▶ [Exercise details] Write out the data below exactly as given, without any of its pictures.

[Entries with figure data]
— begin —
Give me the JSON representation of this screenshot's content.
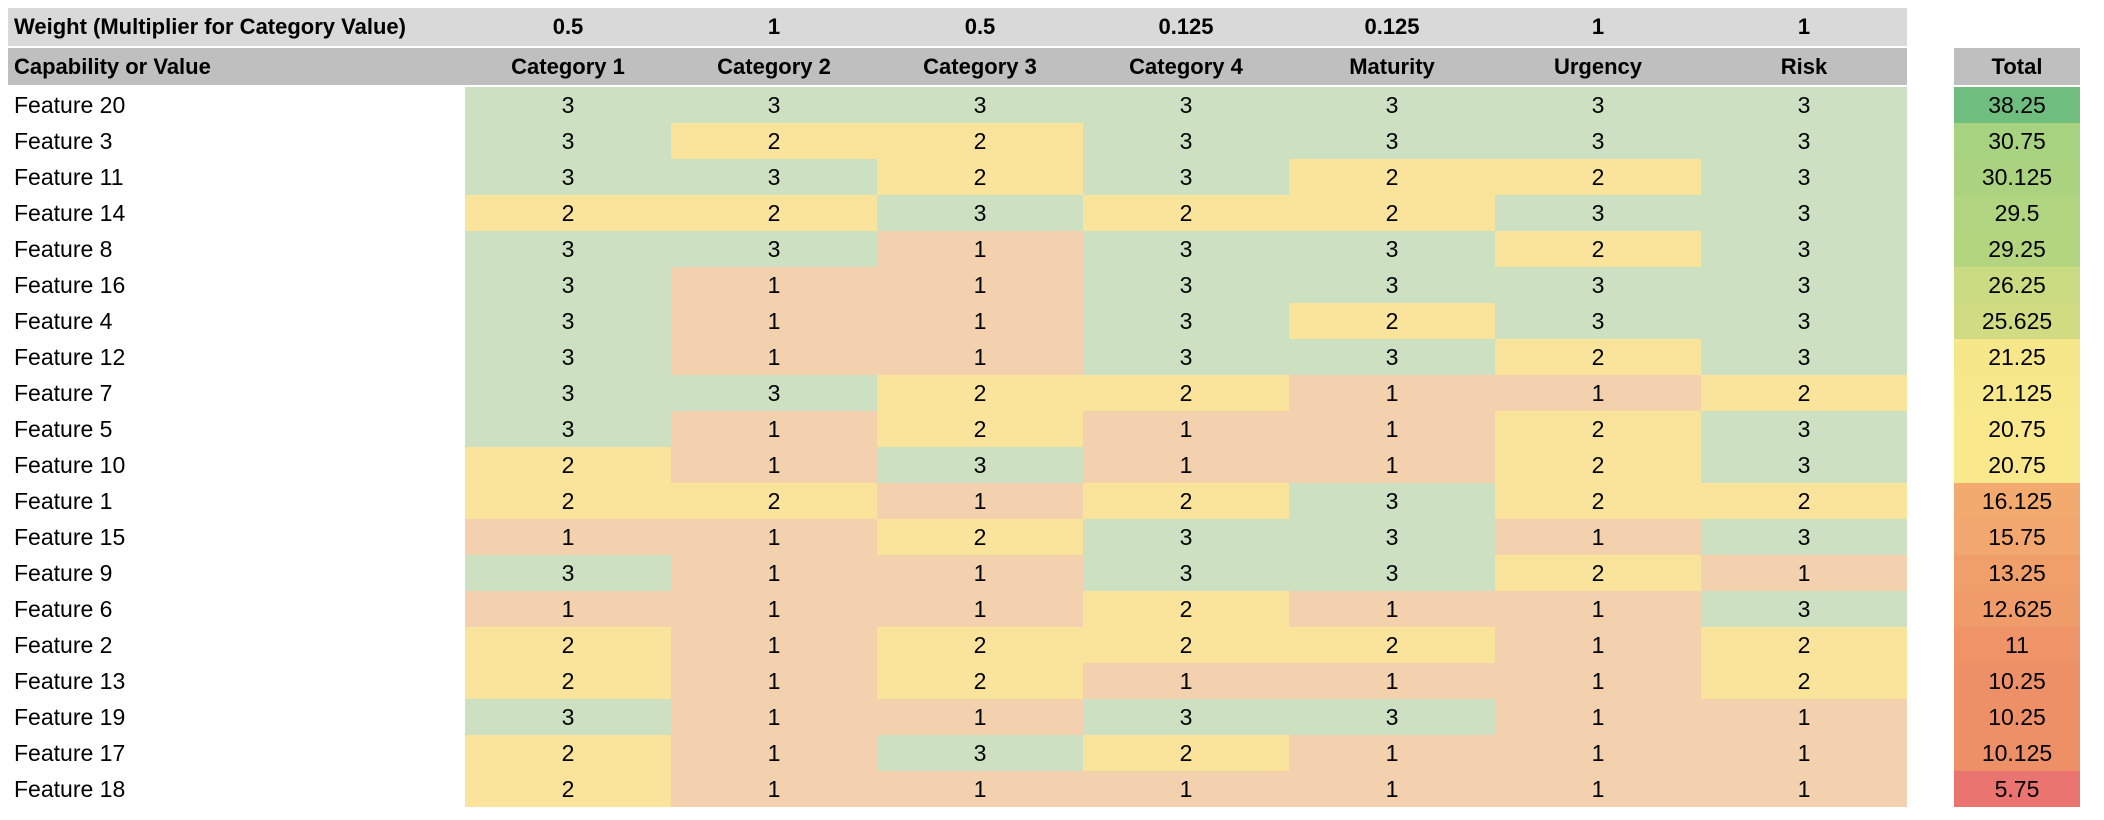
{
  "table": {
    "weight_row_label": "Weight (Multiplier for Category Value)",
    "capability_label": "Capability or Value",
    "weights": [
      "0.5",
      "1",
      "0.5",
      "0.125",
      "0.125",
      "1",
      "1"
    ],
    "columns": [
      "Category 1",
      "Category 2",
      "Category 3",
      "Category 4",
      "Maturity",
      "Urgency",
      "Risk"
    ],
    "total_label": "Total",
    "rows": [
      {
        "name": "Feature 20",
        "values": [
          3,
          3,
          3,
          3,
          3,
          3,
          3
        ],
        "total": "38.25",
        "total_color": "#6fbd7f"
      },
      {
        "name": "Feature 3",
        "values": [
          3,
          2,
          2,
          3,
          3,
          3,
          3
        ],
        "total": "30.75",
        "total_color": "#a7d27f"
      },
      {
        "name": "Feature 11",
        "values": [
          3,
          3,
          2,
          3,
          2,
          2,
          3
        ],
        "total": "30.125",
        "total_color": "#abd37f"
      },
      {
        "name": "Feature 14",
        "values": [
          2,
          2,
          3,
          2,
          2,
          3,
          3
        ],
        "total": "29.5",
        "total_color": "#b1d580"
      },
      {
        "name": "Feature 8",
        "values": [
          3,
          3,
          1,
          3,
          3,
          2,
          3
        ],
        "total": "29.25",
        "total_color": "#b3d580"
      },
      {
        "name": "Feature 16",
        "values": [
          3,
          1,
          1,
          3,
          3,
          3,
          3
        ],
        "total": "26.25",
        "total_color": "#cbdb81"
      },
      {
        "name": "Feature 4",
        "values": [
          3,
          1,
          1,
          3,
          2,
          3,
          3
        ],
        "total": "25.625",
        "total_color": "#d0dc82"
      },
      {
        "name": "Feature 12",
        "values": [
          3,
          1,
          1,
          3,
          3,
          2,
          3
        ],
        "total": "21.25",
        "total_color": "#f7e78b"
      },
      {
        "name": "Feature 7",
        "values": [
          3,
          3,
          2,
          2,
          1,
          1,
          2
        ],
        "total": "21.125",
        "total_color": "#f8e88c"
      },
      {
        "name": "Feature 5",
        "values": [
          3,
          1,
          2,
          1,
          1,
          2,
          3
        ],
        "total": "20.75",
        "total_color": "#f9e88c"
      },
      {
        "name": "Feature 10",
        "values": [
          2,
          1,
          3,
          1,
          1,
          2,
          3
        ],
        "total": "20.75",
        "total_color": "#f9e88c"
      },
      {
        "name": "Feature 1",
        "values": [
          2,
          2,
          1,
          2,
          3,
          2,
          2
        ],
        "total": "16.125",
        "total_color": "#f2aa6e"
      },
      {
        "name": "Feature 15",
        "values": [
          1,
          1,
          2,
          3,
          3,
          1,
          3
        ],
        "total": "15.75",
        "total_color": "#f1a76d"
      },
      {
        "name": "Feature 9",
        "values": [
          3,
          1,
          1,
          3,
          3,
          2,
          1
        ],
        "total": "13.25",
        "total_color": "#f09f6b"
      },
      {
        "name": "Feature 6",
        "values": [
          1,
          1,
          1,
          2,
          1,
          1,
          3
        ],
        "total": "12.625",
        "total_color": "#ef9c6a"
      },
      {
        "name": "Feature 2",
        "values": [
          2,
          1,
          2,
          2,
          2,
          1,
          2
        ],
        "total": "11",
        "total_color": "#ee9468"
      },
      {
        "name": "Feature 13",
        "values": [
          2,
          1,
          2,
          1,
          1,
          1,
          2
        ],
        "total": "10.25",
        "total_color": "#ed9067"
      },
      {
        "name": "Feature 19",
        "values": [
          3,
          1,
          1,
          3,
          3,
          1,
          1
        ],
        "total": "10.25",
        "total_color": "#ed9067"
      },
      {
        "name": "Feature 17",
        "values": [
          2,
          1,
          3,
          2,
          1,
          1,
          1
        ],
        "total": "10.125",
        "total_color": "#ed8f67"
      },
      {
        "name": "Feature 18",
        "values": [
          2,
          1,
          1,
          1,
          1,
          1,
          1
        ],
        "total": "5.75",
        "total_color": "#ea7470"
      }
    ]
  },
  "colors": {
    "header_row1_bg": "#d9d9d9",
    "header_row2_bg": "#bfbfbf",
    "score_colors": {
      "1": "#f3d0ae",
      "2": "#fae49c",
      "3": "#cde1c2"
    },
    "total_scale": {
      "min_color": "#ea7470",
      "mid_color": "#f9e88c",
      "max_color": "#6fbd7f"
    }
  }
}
— end —
▶ [Written solution]
Give me the JSON representation of this screenshot's content.
{
  "table": {
    "weight_row_label": "Weight (Multiplier for Category Value)",
    "capability_label": "Capability or Value",
    "weights": [
      "0.5",
      "1",
      "0.5",
      "0.125",
      "0.125",
      "1",
      "1"
    ],
    "columns": [
      "Category 1",
      "Category 2",
      "Category 3",
      "Category 4",
      "Maturity",
      "Urgency",
      "Risk"
    ],
    "total_label": "Total",
    "rows": [
      {
        "name": "Feature 20",
        "values": [
          3,
          3,
          3,
          3,
          3,
          3,
          3
        ],
        "total": "38.25",
        "total_color": "#6fbd7f"
      },
      {
        "name": "Feature 3",
        "values": [
          3,
          2,
          2,
          3,
          3,
          3,
          3
        ],
        "total": "30.75",
        "total_color": "#a7d27f"
      },
      {
        "name": "Feature 11",
        "values": [
          3,
          3,
          2,
          3,
          2,
          2,
          3
        ],
        "total": "30.125",
        "total_color": "#abd37f"
      },
      {
        "name": "Feature 14",
        "values": [
          2,
          2,
          3,
          2,
          2,
          3,
          3
        ],
        "total": "29.5",
        "total_color": "#b1d580"
      },
      {
        "name": "Feature 8",
        "values": [
          3,
          3,
          1,
          3,
          3,
          2,
          3
        ],
        "total": "29.25",
        "total_color": "#b3d580"
      },
      {
        "name": "Feature 16",
        "values": [
          3,
          1,
          1,
          3,
          3,
          3,
          3
        ],
        "total": "26.25",
        "total_color": "#cbdb81"
      },
      {
        "name": "Feature 4",
        "values": [
          3,
          1,
          1,
          3,
          2,
          3,
          3
        ],
        "total": "25.625",
        "total_color": "#d0dc82"
      },
      {
        "name": "Feature 12",
        "values": [
          3,
          1,
          1,
          3,
          3,
          2,
          3
        ],
        "total": "21.25",
        "total_color": "#f7e78b"
      },
      {
        "name": "Feature 7",
        "values": [
          3,
          3,
          2,
          2,
          1,
          1,
          2
        ],
        "total": "21.125",
        "total_color": "#f8e88c"
      },
      {
        "name": "Feature 5",
        "values": [
          3,
          1,
          2,
          1,
          1,
          2,
          3
        ],
        "total": "20.75",
        "total_color": "#f9e88c"
      },
      {
        "name": "Feature 10",
        "values": [
          2,
          1,
          3,
          1,
          1,
          2,
          3
        ],
        "total": "20.75",
        "total_color": "#f9e88c"
      },
      {
        "name": "Feature 1",
        "values": [
          2,
          2,
          1,
          2,
          3,
          2,
          2
        ],
        "total": "16.125",
        "total_color": "#f2aa6e"
      },
      {
        "name": "Feature 15",
        "values": [
          1,
          1,
          2,
          3,
          3,
          1,
          3
        ],
        "total": "15.75",
        "total_color": "#f1a76d"
      },
      {
        "name": "Feature 9",
        "values": [
          3,
          1,
          1,
          3,
          3,
          2,
          1
        ],
        "total": "13.25",
        "total_color": "#f09f6b"
      },
      {
        "name": "Feature 6",
        "values": [
          1,
          1,
          1,
          2,
          1,
          1,
          3
        ],
        "total": "12.625",
        "total_color": "#ef9c6a"
      },
      {
        "name": "Feature 2",
        "values": [
          2,
          1,
          2,
          2,
          2,
          1,
          2
        ],
        "total": "11",
        "total_color": "#ee9468"
      },
      {
        "name": "Feature 13",
        "values": [
          2,
          1,
          2,
          1,
          1,
          1,
          2
        ],
        "total": "10.25",
        "total_color": "#ed9067"
      },
      {
        "name": "Feature 19",
        "values": [
          3,
          1,
          1,
          3,
          3,
          1,
          1
        ],
        "total": "10.25",
        "total_color": "#ed9067"
      },
      {
        "name": "Feature 17",
        "values": [
          2,
          1,
          3,
          2,
          1,
          1,
          1
        ],
        "total": "10.125",
        "total_color": "#ed8f67"
      },
      {
        "name": "Feature 18",
        "values": [
          2,
          1,
          1,
          1,
          1,
          1,
          1
        ],
        "total": "5.75",
        "total_color": "#ea7470"
      }
    ]
  },
  "colors": {
    "header_row1_bg": "#d9d9d9",
    "header_row2_bg": "#bfbfbf",
    "score_colors": {
      "1": "#f3d0ae",
      "2": "#fae49c",
      "3": "#cde1c2"
    },
    "total_scale": {
      "min_color": "#ea7470",
      "mid_color": "#f9e88c",
      "max_color": "#6fbd7f"
    }
  }
}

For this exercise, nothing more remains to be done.